■ EXERCISE
Would you retype all of these records exactly?
#### SUPPLIED INFORMATION ####
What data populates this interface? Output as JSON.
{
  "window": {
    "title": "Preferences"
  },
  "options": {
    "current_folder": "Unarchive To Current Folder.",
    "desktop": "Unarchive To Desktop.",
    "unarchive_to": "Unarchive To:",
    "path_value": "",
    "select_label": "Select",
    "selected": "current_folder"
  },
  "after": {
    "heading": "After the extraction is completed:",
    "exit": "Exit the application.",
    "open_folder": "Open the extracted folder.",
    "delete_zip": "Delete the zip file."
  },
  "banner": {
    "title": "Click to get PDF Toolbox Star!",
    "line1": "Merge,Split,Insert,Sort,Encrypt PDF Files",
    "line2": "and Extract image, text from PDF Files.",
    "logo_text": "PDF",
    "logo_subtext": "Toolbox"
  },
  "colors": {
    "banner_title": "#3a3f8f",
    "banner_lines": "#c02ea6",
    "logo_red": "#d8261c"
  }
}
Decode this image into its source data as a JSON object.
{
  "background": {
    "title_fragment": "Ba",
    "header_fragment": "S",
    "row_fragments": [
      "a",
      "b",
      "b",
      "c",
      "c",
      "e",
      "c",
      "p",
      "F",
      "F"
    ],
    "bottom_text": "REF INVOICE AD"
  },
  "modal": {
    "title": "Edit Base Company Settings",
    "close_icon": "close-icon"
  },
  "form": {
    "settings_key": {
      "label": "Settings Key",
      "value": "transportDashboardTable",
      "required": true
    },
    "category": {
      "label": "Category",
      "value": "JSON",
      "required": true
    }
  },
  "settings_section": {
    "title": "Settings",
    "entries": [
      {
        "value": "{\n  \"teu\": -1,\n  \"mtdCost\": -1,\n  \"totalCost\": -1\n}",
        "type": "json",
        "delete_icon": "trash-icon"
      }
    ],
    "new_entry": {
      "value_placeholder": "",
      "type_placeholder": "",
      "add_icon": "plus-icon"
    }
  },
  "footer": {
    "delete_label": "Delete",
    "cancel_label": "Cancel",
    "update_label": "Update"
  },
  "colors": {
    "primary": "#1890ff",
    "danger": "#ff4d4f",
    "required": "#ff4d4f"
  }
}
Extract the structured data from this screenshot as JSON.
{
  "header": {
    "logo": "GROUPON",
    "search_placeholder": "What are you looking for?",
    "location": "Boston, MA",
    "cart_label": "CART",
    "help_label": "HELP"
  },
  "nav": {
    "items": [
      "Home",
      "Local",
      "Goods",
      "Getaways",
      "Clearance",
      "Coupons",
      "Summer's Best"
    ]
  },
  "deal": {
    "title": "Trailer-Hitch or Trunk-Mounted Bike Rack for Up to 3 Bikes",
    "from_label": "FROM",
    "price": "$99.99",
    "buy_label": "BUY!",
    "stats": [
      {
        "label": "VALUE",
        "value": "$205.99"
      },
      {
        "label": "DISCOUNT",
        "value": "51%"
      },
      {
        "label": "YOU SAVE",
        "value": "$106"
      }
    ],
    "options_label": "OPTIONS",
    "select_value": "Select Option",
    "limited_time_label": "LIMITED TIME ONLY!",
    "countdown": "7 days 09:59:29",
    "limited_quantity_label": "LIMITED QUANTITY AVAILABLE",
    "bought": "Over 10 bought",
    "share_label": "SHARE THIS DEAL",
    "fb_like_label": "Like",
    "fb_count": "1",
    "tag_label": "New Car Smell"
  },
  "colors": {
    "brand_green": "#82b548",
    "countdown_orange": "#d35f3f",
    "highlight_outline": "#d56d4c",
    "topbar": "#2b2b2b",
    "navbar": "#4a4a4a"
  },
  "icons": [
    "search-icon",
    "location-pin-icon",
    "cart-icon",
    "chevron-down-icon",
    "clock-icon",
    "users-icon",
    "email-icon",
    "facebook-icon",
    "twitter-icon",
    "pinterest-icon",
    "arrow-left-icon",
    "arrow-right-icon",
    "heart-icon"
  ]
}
####
■ EXERCISE SOLUTION
What data populates this interface? Output as JSON.
{
  "window": {
    "title": "Preferences"
  },
  "options": {
    "current_folder": "Unarchive To Current Folder.",
    "desktop": "Unarchive To Desktop.",
    "unarchive_to": "Unarchive To:",
    "path_value": "",
    "select_label": "Select",
    "selected": "current_folder"
  },
  "after": {
    "heading": "After the extraction is completed:",
    "exit": "Exit the application.",
    "open_folder": "Open the extracted folder.",
    "delete_zip": "Delete the zip file."
  },
  "banner": {
    "title": "Click to get PDF Toolbox Star!",
    "line1": "Merge,Split,Insert,Sort,Encrypt PDF Files",
    "line2": "and Extract image, text from PDF Files.",
    "logo_text": "PDF",
    "logo_subtext": "Toolbox"
  },
  "colors": {
    "banner_title": "#3a3f8f",
    "banner_lines": "#c02ea6",
    "logo_red": "#d8261c"
  }
}
Decode this image into its source data as a JSON object.
{
  "background": {
    "title_fragment": "Ba",
    "header_fragment": "S",
    "row_fragments": [
      "a",
      "b",
      "b",
      "c",
      "c",
      "e",
      "c",
      "p",
      "F",
      "F"
    ],
    "bottom_text": "REF INVOICE AD"
  },
  "modal": {
    "title": "Edit Base Company Settings",
    "close_icon": "close-icon"
  },
  "form": {
    "settings_key": {
      "label": "Settings Key",
      "value": "transportDashboardTable",
      "required": true
    },
    "category": {
      "label": "Category",
      "value": "JSON",
      "required": true
    }
  },
  "settings_section": {
    "title": "Settings",
    "entries": [
      {
        "value": "{\n  \"teu\": -1,\n  \"mtdCost\": -1,\n  \"totalCost\": -1\n}",
        "type": "json",
        "delete_icon": "trash-icon"
      }
    ],
    "new_entry": {
      "value_placeholder": "",
      "type_placeholder": "",
      "add_icon": "plus-icon"
    }
  },
  "footer": {
    "delete_label": "Delete",
    "cancel_label": "Cancel",
    "update_label": "Update"
  },
  "colors": {
    "primary": "#1890ff",
    "danger": "#ff4d4f",
    "required": "#ff4d4f"
  }
}
Extract the structured data from this screenshot as JSON.
{
  "header": {
    "logo": "GROUPON",
    "search_placeholder": "What are you looking for?",
    "location": "Boston, MA",
    "cart_label": "CART",
    "help_label": "HELP"
  },
  "nav": {
    "items": [
      "Home",
      "Local",
      "Goods",
      "Getaways",
      "Clearance",
      "Coupons",
      "Summer's Best"
    ]
  },
  "deal": {
    "title": "Trailer-Hitch or Trunk-Mounted Bike Rack for Up to 3 Bikes",
    "from_label": "FROM",
    "price": "$99.99",
    "buy_label": "BUY!",
    "stats": [
      {
        "label": "VALUE",
        "value": "$205.99"
      },
      {
        "label": "DISCOUNT",
        "value": "51%"
      },
      {
        "label": "YOU SAVE",
        "value": "$106"
      }
    ],
    "options_label": "OPTIONS",
    "select_value": "Select Option",
    "limited_time_label": "LIMITED TIME ONLY!",
    "countdown": "7 days 09:59:29",
    "limited_quantity_label": "LIMITED QUANTITY AVAILABLE",
    "bought": "Over 10 bought",
    "share_label": "SHARE THIS DEAL",
    "fb_like_label": "Like",
    "fb_count": "1",
    "tag_label": "New Car Smell"
  },
  "colors": {
    "brand_green": "#82b548",
    "countdown_orange": "#d35f3f",
    "highlight_outline": "#d56d4c",
    "topbar": "#2b2b2b",
    "navbar": "#4a4a4a"
  },
  "icons": [
    "search-icon",
    "location-pin-icon",
    "cart-icon",
    "chevron-down-icon",
    "clock-icon",
    "users-icon",
    "email-icon",
    "facebook-icon",
    "twitter-icon",
    "pinterest-icon",
    "arrow-left-icon",
    "arrow-right-icon",
    "heart-icon"
  ]
}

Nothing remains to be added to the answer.